#### PROVIDED RECORDS
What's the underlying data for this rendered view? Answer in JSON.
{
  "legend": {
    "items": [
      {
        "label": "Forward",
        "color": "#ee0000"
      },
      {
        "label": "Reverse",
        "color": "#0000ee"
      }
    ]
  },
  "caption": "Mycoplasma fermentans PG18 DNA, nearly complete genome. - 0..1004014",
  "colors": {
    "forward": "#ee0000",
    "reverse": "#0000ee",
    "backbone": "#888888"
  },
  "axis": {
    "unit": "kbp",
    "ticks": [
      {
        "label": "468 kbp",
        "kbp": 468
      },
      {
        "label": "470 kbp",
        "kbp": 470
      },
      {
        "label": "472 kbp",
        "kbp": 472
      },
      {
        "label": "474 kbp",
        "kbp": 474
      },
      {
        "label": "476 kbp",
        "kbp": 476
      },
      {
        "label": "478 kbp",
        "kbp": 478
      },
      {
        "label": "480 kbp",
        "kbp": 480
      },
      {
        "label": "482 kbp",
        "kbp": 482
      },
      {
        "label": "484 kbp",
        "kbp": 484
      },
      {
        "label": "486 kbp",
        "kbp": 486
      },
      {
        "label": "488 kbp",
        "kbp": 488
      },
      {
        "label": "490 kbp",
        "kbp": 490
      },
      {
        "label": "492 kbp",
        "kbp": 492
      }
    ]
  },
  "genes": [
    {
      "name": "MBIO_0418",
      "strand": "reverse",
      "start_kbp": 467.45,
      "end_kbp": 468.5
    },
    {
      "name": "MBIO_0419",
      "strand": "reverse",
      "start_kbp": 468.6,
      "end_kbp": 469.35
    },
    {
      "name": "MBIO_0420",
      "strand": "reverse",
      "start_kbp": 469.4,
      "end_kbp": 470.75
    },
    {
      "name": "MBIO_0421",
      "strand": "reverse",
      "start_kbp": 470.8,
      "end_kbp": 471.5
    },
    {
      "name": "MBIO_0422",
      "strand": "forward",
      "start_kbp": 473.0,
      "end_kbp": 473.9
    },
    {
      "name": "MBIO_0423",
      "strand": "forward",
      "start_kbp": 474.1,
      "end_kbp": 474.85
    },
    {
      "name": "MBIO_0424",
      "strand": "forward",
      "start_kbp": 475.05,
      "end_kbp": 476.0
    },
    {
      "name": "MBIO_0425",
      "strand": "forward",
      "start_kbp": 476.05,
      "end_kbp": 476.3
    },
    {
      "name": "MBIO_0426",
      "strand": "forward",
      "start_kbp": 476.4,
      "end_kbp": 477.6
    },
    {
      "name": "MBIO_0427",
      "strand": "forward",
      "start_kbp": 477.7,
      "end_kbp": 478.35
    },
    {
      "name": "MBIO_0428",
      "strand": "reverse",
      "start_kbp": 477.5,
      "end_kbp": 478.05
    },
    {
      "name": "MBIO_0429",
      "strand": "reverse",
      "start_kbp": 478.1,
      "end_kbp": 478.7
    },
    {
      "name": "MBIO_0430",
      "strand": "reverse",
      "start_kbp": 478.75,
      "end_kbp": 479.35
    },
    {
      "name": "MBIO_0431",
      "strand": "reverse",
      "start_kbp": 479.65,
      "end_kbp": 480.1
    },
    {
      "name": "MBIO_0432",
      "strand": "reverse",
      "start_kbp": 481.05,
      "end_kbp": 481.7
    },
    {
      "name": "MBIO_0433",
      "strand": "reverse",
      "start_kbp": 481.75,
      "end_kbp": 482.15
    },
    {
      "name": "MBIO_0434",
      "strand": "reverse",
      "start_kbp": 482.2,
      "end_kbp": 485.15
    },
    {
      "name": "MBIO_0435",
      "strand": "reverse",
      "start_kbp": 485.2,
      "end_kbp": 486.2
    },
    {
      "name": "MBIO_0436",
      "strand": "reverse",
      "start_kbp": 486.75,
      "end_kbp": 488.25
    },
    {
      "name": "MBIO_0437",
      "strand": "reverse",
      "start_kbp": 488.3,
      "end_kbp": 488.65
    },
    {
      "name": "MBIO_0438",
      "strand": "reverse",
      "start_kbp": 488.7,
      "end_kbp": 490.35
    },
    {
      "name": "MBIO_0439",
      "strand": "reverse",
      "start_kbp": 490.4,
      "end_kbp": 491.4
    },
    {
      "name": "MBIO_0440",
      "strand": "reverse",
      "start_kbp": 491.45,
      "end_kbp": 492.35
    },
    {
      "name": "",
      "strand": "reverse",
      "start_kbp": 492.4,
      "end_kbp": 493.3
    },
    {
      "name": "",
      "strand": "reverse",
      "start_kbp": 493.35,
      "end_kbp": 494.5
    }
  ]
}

#### DESCRIPTION OF THE TASK
The entries are to be transcribed exactly, each line in full.

#### OUTPUT OF THE TASK
What's the underlying data for this rendered view? Answer in JSON.
{
  "legend": {
    "items": [
      {
        "label": "Forward",
        "color": "#ee0000"
      },
      {
        "label": "Reverse",
        "color": "#0000ee"
      }
    ]
  },
  "caption": "Mycoplasma fermentans PG18 DNA, nearly complete genome. - 0..1004014",
  "colors": {
    "forward": "#ee0000",
    "reverse": "#0000ee",
    "backbone": "#888888"
  },
  "axis": {
    "unit": "kbp",
    "ticks": [
      {
        "label": "468 kbp",
        "kbp": 468
      },
      {
        "label": "470 kbp",
        "kbp": 470
      },
      {
        "label": "472 kbp",
        "kbp": 472
      },
      {
        "label": "474 kbp",
        "kbp": 474
      },
      {
        "label": "476 kbp",
        "kbp": 476
      },
      {
        "label": "478 kbp",
        "kbp": 478
      },
      {
        "label": "480 kbp",
        "kbp": 480
      },
      {
        "label": "482 kbp",
        "kbp": 482
      },
      {
        "label": "484 kbp",
        "kbp": 484
      },
      {
        "label": "486 kbp",
        "kbp": 486
      },
      {
        "label": "488 kbp",
        "kbp": 488
      },
      {
        "label": "490 kbp",
        "kbp": 490
      },
      {
        "label": "492 kbp",
        "kbp": 492
      }
    ]
  },
  "genes": [
    {
      "name": "MBIO_0418",
      "strand": "reverse",
      "start_kbp": 467.45,
      "end_kbp": 468.5
    },
    {
      "name": "MBIO_0419",
      "strand": "reverse",
      "start_kbp": 468.6,
      "end_kbp": 469.35
    },
    {
      "name": "MBIO_0420",
      "strand": "reverse",
      "start_kbp": 469.4,
      "end_kbp": 470.75
    },
    {
      "name": "MBIO_0421",
      "strand": "reverse",
      "start_kbp": 470.8,
      "end_kbp": 471.5
    },
    {
      "name": "MBIO_0422",
      "strand": "forward",
      "start_kbp": 473.0,
      "end_kbp": 473.9
    },
    {
      "name": "MBIO_0423",
      "strand": "forward",
      "start_kbp": 474.1,
      "end_kbp": 474.85
    },
    {
      "name": "MBIO_0424",
      "strand": "forward",
      "start_kbp": 475.05,
      "end_kbp": 476.0
    },
    {
      "name": "MBIO_0425",
      "strand": "forward",
      "start_kbp": 476.05,
      "end_kbp": 476.3
    },
    {
      "name": "MBIO_0426",
      "strand": "forward",
      "start_kbp": 476.4,
      "end_kbp": 477.6
    },
    {
      "name": "MBIO_0427",
      "strand": "forward",
      "start_kbp": 477.7,
      "end_kbp": 478.35
    },
    {
      "name": "MBIO_0428",
      "strand": "reverse",
      "start_kbp": 477.5,
      "end_kbp": 478.05
    },
    {
      "name": "MBIO_0429",
      "strand": "reverse",
      "start_kbp": 478.1,
      "end_kbp": 478.7
    },
    {
      "name": "MBIO_0430",
      "strand": "reverse",
      "start_kbp": 478.75,
      "end_kbp": 479.35
    },
    {
      "name": "MBIO_0431",
      "strand": "reverse",
      "start_kbp": 479.65,
      "end_kbp": 480.1
    },
    {
      "name": "MBIO_0432",
      "strand": "reverse",
      "start_kbp": 481.05,
      "end_kbp": 481.7
    },
    {
      "name": "MBIO_0433",
      "strand": "reverse",
      "start_kbp": 481.75,
      "end_kbp": 482.15
    },
    {
      "name": "MBIO_0434",
      "strand": "reverse",
      "start_kbp": 482.2,
      "end_kbp": 485.15
    },
    {
      "name": "MBIO_0435",
      "strand": "reverse",
      "start_kbp": 485.2,
      "end_kbp": 486.2
    },
    {
      "name": "MBIO_0436",
      "strand": "reverse",
      "start_kbp": 486.75,
      "end_kbp": 488.25
    },
    {
      "name": "MBIO_0437",
      "strand": "reverse",
      "start_kbp": 488.3,
      "end_kbp": 488.65
    },
    {
      "name": "MBIO_0438",
      "strand": "reverse",
      "start_kbp": 488.7,
      "end_kbp": 490.35
    },
    {
      "name": "MBIO_0439",
      "strand": "reverse",
      "start_kbp": 490.4,
      "end_kbp": 491.4
    },
    {
      "name": "MBIO_0440",
      "strand": "reverse",
      "start_kbp": 491.45,
      "end_kbp": 492.35
    },
    {
      "name": "",
      "strand": "reverse",
      "start_kbp": 492.4,
      "end_kbp": 493.3
    },
    {
      "name": "",
      "strand": "reverse",
      "start_kbp": 493.35,
      "end_kbp": 494.5
    }
  ]
}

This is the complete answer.